Reproduce the material below verbatim, starting at its first line and ending at the line that contains "pie-label-paypal: 5%: [58, 222, 85, 241]", with both of those lines included.
--- Start The input ---
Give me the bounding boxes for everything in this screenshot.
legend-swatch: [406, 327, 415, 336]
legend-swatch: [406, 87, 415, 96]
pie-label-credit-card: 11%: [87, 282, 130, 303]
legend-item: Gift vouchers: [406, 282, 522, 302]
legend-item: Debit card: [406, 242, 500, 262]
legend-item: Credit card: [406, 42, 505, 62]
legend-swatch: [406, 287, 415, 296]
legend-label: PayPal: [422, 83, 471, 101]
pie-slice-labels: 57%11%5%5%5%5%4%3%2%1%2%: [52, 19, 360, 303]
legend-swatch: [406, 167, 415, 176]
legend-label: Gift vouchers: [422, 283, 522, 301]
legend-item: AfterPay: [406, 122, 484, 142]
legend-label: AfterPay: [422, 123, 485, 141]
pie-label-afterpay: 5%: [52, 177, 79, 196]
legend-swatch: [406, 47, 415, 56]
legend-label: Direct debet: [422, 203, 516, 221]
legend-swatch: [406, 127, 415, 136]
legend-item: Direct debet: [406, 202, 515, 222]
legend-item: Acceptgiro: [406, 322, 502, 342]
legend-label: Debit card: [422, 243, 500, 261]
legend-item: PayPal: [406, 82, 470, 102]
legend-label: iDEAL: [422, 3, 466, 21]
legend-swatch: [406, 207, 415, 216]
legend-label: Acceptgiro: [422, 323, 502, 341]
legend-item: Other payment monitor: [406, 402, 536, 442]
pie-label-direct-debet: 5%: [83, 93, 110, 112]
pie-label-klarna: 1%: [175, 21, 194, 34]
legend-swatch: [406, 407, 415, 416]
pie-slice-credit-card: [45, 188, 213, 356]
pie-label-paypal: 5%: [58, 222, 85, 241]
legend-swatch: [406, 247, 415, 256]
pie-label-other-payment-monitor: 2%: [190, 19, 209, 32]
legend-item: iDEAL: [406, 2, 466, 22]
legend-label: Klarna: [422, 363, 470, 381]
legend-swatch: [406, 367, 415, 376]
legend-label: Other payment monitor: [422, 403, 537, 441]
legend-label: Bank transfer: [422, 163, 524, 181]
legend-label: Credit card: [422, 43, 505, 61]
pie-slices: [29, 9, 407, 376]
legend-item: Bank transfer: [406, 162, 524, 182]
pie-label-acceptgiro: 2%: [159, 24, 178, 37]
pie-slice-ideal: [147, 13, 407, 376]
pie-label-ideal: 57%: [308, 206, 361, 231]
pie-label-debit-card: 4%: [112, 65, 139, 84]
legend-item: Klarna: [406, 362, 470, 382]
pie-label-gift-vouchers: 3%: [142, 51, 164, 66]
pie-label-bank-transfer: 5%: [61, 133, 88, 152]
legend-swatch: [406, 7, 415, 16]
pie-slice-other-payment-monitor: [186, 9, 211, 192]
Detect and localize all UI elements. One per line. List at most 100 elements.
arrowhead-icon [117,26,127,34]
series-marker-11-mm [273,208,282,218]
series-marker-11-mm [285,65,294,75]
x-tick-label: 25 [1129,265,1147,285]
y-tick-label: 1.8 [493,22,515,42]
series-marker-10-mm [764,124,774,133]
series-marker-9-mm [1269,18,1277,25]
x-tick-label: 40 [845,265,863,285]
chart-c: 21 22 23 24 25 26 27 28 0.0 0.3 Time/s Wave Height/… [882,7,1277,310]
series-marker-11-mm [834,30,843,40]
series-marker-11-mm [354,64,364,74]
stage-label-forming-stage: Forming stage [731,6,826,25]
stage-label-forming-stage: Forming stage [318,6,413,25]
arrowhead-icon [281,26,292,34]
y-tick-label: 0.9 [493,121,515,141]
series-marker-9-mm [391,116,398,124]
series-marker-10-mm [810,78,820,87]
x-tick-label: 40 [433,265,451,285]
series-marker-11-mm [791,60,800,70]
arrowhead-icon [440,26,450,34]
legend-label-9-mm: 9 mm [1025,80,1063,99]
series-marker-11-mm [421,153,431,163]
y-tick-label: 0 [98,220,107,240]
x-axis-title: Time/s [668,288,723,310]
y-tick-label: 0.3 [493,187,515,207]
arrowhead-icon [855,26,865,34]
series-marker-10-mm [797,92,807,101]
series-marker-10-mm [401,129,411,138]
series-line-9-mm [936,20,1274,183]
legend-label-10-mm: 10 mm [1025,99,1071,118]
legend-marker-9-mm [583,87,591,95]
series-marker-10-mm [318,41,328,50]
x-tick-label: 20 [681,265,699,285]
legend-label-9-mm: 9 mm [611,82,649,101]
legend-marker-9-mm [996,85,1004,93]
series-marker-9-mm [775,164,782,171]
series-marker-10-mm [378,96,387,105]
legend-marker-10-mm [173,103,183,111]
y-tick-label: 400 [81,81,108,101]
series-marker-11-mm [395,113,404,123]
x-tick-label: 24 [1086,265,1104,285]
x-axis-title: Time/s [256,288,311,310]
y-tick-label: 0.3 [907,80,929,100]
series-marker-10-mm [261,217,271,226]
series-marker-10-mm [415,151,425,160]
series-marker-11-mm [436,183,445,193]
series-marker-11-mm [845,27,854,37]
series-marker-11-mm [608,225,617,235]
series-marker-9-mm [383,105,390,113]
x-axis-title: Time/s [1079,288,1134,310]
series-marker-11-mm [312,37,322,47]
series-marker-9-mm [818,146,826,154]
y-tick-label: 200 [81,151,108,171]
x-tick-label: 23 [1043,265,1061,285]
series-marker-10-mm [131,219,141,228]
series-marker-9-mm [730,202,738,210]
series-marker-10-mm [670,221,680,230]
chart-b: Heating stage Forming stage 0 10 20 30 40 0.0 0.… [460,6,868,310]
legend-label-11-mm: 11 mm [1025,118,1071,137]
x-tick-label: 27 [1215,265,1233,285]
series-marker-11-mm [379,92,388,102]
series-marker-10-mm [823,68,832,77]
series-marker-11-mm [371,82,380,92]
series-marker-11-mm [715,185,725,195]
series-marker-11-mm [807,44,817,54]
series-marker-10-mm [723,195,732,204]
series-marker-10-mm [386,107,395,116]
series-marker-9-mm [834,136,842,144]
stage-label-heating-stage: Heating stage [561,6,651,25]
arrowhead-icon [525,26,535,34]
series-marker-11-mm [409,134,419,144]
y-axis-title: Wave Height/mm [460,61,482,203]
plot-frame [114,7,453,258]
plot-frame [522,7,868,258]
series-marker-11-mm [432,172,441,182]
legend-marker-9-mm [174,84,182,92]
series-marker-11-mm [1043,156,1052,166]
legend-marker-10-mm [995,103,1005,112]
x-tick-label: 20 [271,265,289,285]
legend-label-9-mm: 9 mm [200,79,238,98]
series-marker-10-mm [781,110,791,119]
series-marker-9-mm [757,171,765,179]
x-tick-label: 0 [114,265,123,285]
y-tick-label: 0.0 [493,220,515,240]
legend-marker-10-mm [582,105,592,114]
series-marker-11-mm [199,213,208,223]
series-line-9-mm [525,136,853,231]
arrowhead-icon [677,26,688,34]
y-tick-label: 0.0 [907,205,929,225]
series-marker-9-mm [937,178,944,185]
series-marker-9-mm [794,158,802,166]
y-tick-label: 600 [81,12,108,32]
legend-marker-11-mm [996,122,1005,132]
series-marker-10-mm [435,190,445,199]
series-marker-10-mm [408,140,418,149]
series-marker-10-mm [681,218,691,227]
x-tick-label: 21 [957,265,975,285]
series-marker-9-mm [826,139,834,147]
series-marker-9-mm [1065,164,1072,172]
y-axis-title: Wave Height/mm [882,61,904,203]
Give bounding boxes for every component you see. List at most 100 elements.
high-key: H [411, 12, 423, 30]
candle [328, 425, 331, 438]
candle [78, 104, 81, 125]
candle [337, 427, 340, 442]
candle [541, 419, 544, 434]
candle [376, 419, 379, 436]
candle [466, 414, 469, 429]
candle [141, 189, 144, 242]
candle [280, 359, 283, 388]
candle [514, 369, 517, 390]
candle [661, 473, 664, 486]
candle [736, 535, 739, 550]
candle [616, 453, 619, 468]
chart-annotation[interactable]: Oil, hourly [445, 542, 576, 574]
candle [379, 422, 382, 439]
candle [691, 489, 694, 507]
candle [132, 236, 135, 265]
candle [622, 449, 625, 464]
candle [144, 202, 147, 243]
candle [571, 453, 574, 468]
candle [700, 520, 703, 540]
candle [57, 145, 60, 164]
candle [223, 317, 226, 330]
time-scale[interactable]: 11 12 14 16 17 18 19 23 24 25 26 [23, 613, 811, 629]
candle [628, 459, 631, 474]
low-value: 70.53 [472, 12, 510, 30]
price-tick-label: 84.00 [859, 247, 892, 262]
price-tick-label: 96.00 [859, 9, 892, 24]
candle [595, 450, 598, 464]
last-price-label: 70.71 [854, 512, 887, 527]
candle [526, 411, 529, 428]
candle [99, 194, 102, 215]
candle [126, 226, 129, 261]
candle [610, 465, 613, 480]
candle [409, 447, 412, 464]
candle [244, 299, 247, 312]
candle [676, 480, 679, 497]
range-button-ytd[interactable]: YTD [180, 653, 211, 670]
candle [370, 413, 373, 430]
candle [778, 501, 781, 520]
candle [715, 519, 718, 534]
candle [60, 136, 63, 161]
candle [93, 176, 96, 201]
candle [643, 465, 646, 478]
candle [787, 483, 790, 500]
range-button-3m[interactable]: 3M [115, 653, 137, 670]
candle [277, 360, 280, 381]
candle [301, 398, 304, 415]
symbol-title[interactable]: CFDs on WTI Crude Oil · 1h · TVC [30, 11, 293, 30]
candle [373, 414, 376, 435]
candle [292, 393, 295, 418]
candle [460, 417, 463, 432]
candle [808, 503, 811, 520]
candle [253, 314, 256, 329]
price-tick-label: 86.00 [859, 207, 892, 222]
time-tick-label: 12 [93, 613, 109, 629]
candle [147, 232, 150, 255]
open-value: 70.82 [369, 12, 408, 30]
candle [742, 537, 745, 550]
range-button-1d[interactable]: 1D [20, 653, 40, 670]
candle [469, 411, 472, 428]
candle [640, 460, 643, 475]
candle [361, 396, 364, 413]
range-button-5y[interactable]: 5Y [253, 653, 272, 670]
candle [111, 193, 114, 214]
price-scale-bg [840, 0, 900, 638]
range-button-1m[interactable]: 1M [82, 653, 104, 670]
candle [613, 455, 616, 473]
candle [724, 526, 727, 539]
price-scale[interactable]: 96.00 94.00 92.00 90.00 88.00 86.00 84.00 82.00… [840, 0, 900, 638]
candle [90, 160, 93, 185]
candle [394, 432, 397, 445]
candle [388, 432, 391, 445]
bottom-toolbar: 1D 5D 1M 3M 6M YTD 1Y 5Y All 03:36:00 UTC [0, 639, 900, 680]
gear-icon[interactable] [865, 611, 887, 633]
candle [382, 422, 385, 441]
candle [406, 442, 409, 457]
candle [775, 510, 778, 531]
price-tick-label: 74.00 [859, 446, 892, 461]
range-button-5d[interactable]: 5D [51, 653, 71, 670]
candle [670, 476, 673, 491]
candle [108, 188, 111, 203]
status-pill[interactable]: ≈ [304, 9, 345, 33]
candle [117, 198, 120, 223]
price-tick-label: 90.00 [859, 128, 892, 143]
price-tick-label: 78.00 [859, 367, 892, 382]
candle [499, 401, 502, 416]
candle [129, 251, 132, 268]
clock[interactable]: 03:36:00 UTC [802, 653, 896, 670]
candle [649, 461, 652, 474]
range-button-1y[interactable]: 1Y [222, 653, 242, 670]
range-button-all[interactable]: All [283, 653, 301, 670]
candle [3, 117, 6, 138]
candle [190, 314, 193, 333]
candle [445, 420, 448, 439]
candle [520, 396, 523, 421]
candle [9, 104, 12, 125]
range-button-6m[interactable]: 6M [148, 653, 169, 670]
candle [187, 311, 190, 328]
--- End The input ---
### Task answer
Give me the bounding boxes for everything in this screenshot.
legend-swatch: [406, 327, 415, 336]
legend-swatch: [406, 87, 415, 96]
pie-label-credit-card: 11%: [87, 282, 130, 303]
legend-item: Gift vouchers: [406, 282, 522, 302]
legend-item: Debit card: [406, 242, 500, 262]
legend-item: Credit card: [406, 42, 505, 62]
legend-swatch: [406, 287, 415, 296]
legend-label: PayPal: [422, 83, 471, 101]
pie-slice-labels: 57%11%5%5%5%5%4%3%2%1%2%: [52, 19, 360, 303]
legend-swatch: [406, 167, 415, 176]
legend-label: Gift vouchers: [422, 283, 522, 301]
legend-item: AfterPay: [406, 122, 484, 142]
legend-label: AfterPay: [422, 123, 485, 141]
pie-label-afterpay: 5%: [52, 177, 79, 196]
legend-swatch: [406, 47, 415, 56]
legend-label: Direct debet: [422, 203, 516, 221]
legend-swatch: [406, 127, 415, 136]
legend-item: Direct debet: [406, 202, 515, 222]
legend-item: Acceptgiro: [406, 322, 502, 342]
legend-label: Debit card: [422, 243, 500, 261]
legend-item: PayPal: [406, 82, 470, 102]
legend-label: iDEAL: [422, 3, 466, 21]
legend-swatch: [406, 207, 415, 216]
legend-label: Acceptgiro: [422, 323, 502, 341]
legend-item: Other payment monitor: [406, 402, 536, 442]
pie-label-direct-debet: 5%: [83, 93, 110, 112]
pie-label-klarna: 1%: [175, 21, 194, 34]
legend-swatch: [406, 407, 415, 416]
pie-slice-credit-card: [45, 188, 213, 356]
pie-label-paypal: 5%: [58, 222, 85, 241]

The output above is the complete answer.